**Written exercise:** Set down all of the data exactly as it appears.

**Items:**

──────────────────────────────

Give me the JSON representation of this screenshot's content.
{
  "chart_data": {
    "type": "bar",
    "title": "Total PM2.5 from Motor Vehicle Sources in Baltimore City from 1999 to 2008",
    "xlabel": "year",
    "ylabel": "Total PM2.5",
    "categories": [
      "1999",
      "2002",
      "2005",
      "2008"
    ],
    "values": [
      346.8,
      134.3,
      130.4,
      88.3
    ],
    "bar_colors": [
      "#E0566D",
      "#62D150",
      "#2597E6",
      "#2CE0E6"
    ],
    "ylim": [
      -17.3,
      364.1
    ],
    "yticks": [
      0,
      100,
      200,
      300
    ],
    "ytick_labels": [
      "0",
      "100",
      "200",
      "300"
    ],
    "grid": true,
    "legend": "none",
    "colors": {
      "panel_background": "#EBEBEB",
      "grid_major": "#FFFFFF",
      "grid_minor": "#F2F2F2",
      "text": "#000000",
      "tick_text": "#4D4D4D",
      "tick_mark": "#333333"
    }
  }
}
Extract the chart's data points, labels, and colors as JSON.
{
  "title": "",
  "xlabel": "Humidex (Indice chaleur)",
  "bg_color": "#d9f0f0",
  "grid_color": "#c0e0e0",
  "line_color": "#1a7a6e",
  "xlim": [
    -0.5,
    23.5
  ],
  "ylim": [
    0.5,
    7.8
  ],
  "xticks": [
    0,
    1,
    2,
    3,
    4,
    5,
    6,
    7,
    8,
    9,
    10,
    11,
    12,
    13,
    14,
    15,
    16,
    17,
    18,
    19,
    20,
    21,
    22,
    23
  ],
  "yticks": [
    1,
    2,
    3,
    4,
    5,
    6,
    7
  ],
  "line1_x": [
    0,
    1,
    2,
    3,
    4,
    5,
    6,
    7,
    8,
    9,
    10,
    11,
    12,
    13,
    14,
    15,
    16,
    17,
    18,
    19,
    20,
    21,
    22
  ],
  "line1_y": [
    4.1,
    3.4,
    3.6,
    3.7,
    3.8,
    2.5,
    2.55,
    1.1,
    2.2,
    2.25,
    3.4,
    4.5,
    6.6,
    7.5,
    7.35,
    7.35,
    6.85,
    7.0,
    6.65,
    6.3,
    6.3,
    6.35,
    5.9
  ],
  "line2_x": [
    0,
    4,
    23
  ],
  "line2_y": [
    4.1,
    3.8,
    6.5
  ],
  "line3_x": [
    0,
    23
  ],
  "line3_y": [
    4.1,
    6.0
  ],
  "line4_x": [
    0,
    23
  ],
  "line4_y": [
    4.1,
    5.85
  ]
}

──────────────────────────────

**Answer to this problem:**
Give me the JSON representation of this screenshot's content.
{
  "chart_data": {
    "type": "bar",
    "title": "Total PM2.5 from Motor Vehicle Sources in Baltimore City from 1999 to 2008",
    "xlabel": "year",
    "ylabel": "Total PM2.5",
    "categories": [
      "1999",
      "2002",
      "2005",
      "2008"
    ],
    "values": [
      346.8,
      134.3,
      130.4,
      88.3
    ],
    "bar_colors": [
      "#E0566D",
      "#62D150",
      "#2597E6",
      "#2CE0E6"
    ],
    "ylim": [
      -17.3,
      364.1
    ],
    "yticks": [
      0,
      100,
      200,
      300
    ],
    "ytick_labels": [
      "0",
      "100",
      "200",
      "300"
    ],
    "grid": true,
    "legend": "none",
    "colors": {
      "panel_background": "#EBEBEB",
      "grid_major": "#FFFFFF",
      "grid_minor": "#F2F2F2",
      "text": "#000000",
      "tick_text": "#4D4D4D",
      "tick_mark": "#333333"
    }
  }
}
Extract the chart's data points, labels, and colors as JSON.
{
  "title": "",
  "xlabel": "Humidex (Indice chaleur)",
  "bg_color": "#d9f0f0",
  "grid_color": "#c0e0e0",
  "line_color": "#1a7a6e",
  "xlim": [
    -0.5,
    23.5
  ],
  "ylim": [
    0.5,
    7.8
  ],
  "xticks": [
    0,
    1,
    2,
    3,
    4,
    5,
    6,
    7,
    8,
    9,
    10,
    11,
    12,
    13,
    14,
    15,
    16,
    17,
    18,
    19,
    20,
    21,
    22,
    23
  ],
  "yticks": [
    1,
    2,
    3,
    4,
    5,
    6,
    7
  ],
  "line1_x": [
    0,
    1,
    2,
    3,
    4,
    5,
    6,
    7,
    8,
    9,
    10,
    11,
    12,
    13,
    14,
    15,
    16,
    17,
    18,
    19,
    20,
    21,
    22
  ],
  "line1_y": [
    4.1,
    3.4,
    3.6,
    3.7,
    3.8,
    2.5,
    2.55,
    1.1,
    2.2,
    2.25,
    3.4,
    4.5,
    6.6,
    7.5,
    7.35,
    7.35,
    6.85,
    7.0,
    6.65,
    6.3,
    6.3,
    6.35,
    5.9
  ],
  "line2_x": [
    0,
    4,
    23
  ],
  "line2_y": [
    4.1,
    3.8,
    6.5
  ],
  "line3_x": [
    0,
    23
  ],
  "line3_y": [
    4.1,
    6.0
  ],
  "line4_x": [
    0,
    23
  ],
  "line4_y": [
    4.1,
    5.85
  ]
}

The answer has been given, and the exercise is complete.